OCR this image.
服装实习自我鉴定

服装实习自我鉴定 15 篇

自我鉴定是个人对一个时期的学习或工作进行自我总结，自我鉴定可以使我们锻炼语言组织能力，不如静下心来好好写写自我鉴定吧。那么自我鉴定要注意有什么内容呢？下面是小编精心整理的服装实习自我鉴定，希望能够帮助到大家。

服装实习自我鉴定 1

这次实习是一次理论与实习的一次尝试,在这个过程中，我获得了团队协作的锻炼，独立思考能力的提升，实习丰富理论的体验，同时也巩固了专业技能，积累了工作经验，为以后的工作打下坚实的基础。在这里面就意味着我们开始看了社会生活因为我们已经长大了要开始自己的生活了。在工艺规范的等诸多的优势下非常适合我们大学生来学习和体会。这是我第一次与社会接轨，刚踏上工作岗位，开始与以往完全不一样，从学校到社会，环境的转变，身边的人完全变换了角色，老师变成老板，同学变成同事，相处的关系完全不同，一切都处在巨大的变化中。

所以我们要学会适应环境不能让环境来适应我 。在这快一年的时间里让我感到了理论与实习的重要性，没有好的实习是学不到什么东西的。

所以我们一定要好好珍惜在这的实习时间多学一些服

#####

» **What is being asked**: Take the entries above and transcribe them exactly.

» **Answer to this problem**:
OCR this image.
服装实习自我鉴定

服装实习自我鉴定 15 篇

自我鉴定是个人对一个时期的学习或工作进行自我总结，自我鉴定可以使我们锻炼语言组织能力，不如静下心来好好写写自我鉴定吧。那么自我鉴定要注意有什么内容呢？下面是小编精心整理的服装实习自我鉴定，希望能够帮助到大家。

服装实习自我鉴定 1

这次实习是一次理论与实习的一次尝试,在这个过程中，我获得了团队协作的锻炼，独立思考能力的提升，实习丰富理论的体验，同时也巩固了专业技能，积累了工作经验，为以后的工作打下坚实的基础。在这里面就意味着我们开始看了社会生活因为我们已经长大了要开始自己的生活了。在工艺规范的等诸多的优势下非常适合我们大学生来学习和体会。这是我第一次与社会接轨，刚踏上工作岗位，开始与以往完全不一样，从学校到社会，环境的转变，身边的人完全变换了角色，老师变成老板，同学变成同事，相处的关系完全不同，一切都处在巨大的变化中。

所以我们要学会适应环境不能让环境来适应我 。在这快一年的时间里让我感到了理论与实习的重要性，没有好的实习是学不到什么东西的。

所以我们一定要好好珍惜在这的实习时间多学一些服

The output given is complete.